◆ **Task**:
Without the pictures, return all of the material exactly as written.

◆ **Information shown**:
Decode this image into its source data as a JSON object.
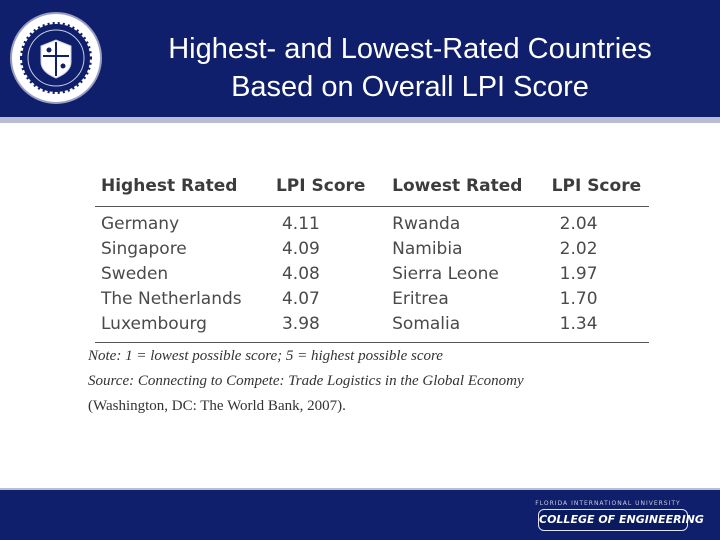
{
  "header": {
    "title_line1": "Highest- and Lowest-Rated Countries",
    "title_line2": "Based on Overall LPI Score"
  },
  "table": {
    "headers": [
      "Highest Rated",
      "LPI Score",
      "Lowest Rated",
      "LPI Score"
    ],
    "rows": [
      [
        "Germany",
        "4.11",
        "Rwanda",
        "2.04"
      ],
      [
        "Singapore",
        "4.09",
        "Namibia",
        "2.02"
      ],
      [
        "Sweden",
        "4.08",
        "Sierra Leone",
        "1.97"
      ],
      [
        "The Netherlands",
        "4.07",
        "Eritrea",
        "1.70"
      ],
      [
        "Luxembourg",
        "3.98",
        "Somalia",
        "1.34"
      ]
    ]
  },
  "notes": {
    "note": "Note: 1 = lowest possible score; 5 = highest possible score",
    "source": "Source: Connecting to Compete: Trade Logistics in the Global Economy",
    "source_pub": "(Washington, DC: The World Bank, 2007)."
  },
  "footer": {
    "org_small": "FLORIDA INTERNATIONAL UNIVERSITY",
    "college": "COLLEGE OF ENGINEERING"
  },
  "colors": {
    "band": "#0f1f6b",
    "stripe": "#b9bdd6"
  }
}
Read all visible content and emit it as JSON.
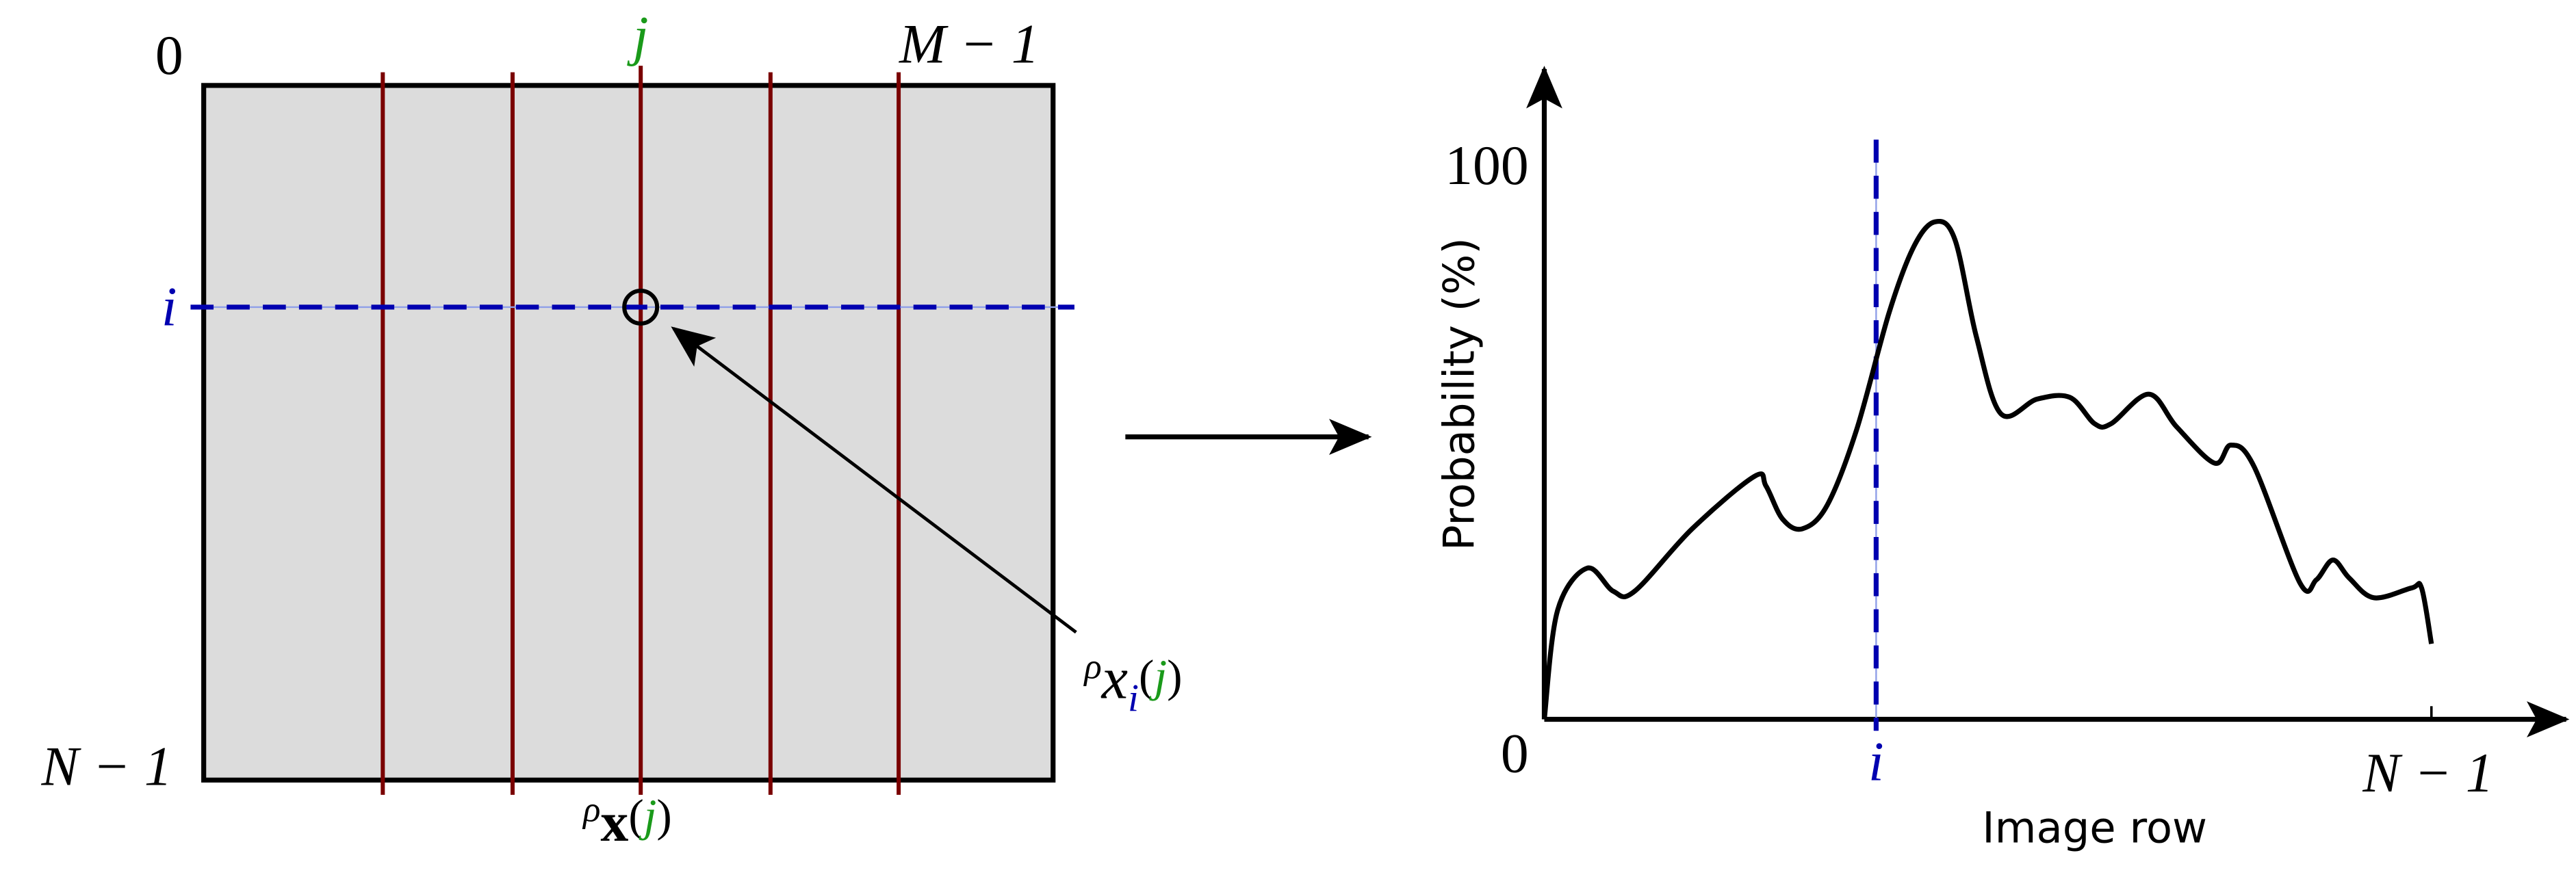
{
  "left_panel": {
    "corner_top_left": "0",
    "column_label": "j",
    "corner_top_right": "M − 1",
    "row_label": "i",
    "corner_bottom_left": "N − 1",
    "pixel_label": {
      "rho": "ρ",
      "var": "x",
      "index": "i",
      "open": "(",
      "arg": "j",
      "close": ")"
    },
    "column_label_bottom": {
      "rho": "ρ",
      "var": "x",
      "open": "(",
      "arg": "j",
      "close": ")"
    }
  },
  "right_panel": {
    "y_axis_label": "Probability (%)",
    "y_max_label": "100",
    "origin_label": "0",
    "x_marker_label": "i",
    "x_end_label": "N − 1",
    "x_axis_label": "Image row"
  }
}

◆ **Result**:
Decode this image into its source data as a JSON object.
{
  "header": {
    "title_line1": "Highest- and Lowest-Rated Countries",
    "title_line2": "Based on Overall LPI Score"
  },
  "table": {
    "headers": [
      "Highest Rated",
      "LPI Score",
      "Lowest Rated",
      "LPI Score"
    ],
    "rows": [
      [
        "Germany",
        "4.11",
        "Rwanda",
        "2.04"
      ],
      [
        "Singapore",
        "4.09",
        "Namibia",
        "2.02"
      ],
      [
        "Sweden",
        "4.08",
        "Sierra Leone",
        "1.97"
      ],
      [
        "The Netherlands",
        "4.07",
        "Eritrea",
        "1.70"
      ],
      [
        "Luxembourg",
        "3.98",
        "Somalia",
        "1.34"
      ]
    ]
  },
  "notes": {
    "note": "Note: 1 = lowest possible score; 5 = highest possible score",
    "source": "Source: Connecting to Compete: Trade Logistics in the Global Economy",
    "source_pub": "(Washington, DC: The World Bank, 2007)."
  },
  "footer": {
    "org_small": "FLORIDA INTERNATIONAL UNIVERSITY",
    "college": "COLLEGE OF ENGINEERING"
  },
  "colors": {
    "band": "#0f1f6b",
    "stripe": "#b9bdd6"
  }
}
Read all visible content and emit it as JSON.
{
  "left_panel": {
    "corner_top_left": "0",
    "column_label": "j",
    "corner_top_right": "M − 1",
    "row_label": "i",
    "corner_bottom_left": "N − 1",
    "pixel_label": {
      "rho": "ρ",
      "var": "x",
      "index": "i",
      "open": "(",
      "arg": "j",
      "close": ")"
    },
    "column_label_bottom": {
      "rho": "ρ",
      "var": "x",
      "open": "(",
      "arg": "j",
      "close": ")"
    }
  },
  "right_panel": {
    "y_axis_label": "Probability (%)",
    "y_max_label": "100",
    "origin_label": "0",
    "x_marker_label": "i",
    "x_end_label": "N − 1",
    "x_axis_label": "Image row"
  }
}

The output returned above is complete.